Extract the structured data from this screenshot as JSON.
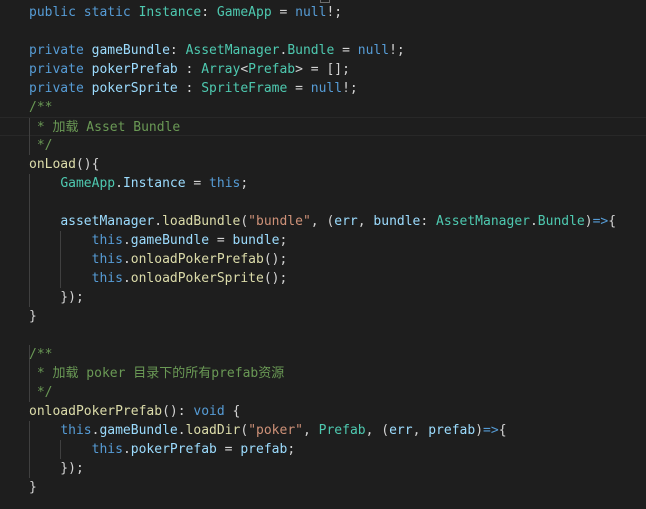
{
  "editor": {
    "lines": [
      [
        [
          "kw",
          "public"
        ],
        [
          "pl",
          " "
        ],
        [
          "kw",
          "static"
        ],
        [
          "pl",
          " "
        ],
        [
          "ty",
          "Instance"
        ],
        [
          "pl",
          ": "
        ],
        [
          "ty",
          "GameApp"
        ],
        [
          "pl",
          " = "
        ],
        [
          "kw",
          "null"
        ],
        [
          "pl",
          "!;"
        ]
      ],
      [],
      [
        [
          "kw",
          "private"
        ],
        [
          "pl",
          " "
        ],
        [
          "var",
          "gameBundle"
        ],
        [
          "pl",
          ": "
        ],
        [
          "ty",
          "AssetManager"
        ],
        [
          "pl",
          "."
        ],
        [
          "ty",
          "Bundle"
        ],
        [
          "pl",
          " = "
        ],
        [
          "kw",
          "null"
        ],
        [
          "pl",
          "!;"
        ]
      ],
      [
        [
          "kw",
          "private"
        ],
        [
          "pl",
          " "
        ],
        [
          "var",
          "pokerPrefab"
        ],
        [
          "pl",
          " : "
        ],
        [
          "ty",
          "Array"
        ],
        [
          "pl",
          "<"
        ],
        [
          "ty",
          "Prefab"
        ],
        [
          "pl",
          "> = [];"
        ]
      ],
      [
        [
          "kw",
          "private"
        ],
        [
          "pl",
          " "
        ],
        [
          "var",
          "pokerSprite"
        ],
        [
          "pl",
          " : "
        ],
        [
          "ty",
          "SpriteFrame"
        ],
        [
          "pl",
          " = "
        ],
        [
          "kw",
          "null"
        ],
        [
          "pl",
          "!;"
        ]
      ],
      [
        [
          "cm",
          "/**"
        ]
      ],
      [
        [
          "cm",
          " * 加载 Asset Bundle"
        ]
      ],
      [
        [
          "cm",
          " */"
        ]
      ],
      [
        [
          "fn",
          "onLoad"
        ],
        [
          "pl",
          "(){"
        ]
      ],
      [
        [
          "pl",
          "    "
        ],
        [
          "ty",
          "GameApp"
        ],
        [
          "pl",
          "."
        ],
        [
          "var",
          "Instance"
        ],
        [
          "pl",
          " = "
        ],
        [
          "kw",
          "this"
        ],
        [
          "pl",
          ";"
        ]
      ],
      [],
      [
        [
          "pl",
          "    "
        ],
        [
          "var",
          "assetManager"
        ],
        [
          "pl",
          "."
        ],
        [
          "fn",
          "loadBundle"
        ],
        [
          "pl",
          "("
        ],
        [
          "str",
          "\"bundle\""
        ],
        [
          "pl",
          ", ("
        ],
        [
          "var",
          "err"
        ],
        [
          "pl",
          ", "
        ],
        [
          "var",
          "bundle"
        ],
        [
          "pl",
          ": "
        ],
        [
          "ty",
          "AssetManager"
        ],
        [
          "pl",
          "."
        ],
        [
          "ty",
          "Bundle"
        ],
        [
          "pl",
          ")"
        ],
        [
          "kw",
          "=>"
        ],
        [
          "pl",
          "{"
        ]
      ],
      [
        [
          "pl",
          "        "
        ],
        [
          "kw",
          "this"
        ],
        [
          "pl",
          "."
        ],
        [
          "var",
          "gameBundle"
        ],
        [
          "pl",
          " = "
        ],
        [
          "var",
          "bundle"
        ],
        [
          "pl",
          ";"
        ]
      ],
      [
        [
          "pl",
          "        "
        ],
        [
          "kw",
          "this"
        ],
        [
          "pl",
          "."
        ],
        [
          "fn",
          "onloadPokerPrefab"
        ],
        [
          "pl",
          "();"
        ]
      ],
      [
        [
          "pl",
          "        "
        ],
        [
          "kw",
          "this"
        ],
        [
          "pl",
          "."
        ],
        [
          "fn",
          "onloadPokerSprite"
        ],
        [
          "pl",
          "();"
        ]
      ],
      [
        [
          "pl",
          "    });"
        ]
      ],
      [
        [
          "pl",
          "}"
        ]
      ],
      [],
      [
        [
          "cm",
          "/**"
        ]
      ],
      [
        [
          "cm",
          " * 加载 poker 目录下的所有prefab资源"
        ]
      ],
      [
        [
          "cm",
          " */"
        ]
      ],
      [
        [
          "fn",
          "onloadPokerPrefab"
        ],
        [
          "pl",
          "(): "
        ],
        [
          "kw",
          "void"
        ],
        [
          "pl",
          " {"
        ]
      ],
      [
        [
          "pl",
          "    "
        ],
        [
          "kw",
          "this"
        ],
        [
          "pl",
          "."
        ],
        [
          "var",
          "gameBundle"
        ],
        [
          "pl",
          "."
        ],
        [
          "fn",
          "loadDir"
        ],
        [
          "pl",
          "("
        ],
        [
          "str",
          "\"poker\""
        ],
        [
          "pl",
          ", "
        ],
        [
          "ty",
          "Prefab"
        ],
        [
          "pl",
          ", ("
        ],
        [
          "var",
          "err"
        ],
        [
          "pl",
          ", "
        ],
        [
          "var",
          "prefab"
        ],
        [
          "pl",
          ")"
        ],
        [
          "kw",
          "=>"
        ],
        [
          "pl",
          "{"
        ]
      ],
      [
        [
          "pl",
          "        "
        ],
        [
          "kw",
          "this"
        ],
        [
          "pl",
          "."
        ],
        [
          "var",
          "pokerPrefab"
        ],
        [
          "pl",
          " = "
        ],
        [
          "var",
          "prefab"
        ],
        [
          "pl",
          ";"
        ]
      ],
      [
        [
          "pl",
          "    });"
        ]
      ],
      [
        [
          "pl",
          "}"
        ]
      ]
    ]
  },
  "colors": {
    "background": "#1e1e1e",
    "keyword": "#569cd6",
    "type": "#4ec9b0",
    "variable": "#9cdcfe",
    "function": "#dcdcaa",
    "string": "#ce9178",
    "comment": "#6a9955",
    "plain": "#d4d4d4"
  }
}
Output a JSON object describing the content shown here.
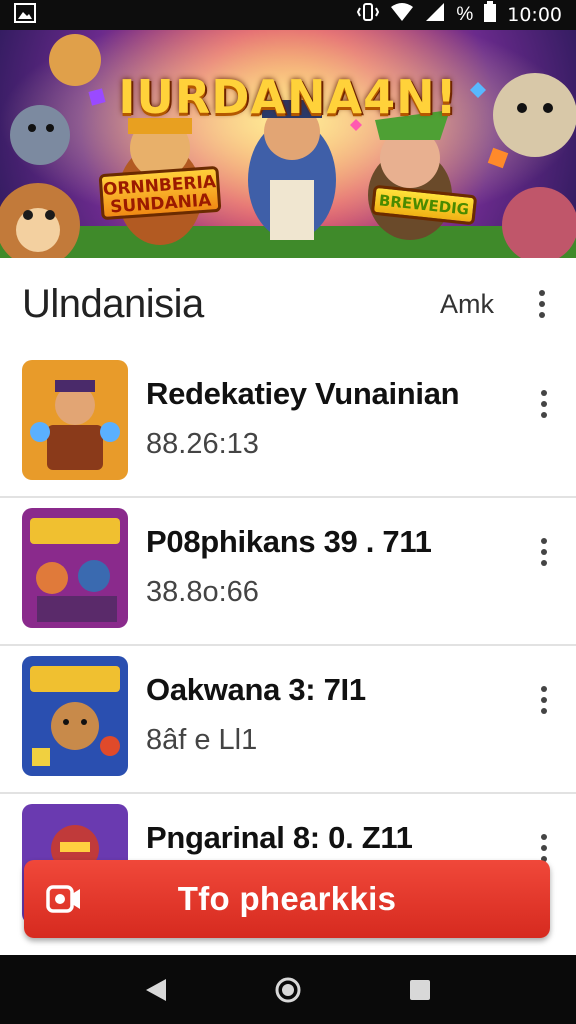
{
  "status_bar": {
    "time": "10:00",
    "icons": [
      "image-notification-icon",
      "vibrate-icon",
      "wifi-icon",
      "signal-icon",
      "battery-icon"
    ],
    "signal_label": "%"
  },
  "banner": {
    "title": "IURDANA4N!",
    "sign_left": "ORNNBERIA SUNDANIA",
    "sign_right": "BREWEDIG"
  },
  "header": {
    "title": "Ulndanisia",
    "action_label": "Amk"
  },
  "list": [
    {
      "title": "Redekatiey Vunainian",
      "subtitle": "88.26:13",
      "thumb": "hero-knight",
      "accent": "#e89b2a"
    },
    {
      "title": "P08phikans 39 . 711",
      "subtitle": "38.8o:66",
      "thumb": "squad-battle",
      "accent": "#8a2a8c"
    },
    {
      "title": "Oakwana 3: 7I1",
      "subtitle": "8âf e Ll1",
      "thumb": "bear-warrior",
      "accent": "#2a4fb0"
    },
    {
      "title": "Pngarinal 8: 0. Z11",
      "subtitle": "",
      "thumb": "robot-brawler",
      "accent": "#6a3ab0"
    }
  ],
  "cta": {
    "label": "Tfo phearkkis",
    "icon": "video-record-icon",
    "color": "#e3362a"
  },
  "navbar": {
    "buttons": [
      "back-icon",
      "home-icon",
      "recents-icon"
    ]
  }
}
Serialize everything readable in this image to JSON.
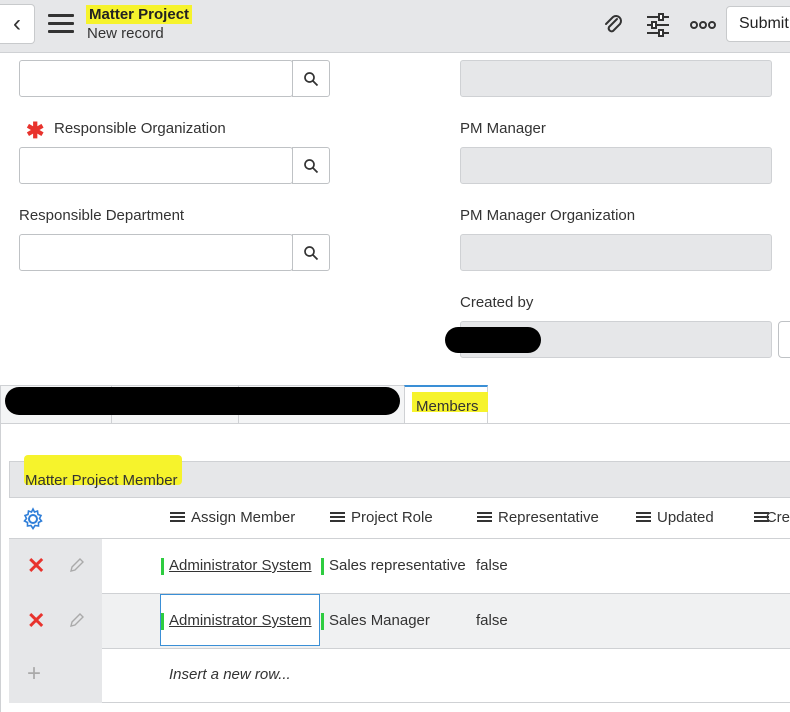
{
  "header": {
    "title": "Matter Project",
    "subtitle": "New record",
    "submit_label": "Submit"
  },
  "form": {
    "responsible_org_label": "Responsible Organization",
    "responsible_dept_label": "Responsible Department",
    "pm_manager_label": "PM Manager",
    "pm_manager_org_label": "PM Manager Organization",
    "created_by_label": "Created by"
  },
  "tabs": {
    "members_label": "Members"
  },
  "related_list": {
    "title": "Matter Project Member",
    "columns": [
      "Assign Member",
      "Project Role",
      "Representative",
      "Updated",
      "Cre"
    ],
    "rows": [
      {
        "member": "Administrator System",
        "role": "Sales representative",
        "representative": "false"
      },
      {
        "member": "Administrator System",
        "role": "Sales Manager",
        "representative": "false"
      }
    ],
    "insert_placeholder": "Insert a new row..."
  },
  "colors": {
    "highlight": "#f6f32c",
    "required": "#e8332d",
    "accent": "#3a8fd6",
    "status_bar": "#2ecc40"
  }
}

__Instructions for the task__:
Scan the listing above for the word "record" and copy every line that holds it.

__Response to the task__:
    "icon": "video-record-icon",
    "subtitle": "New record",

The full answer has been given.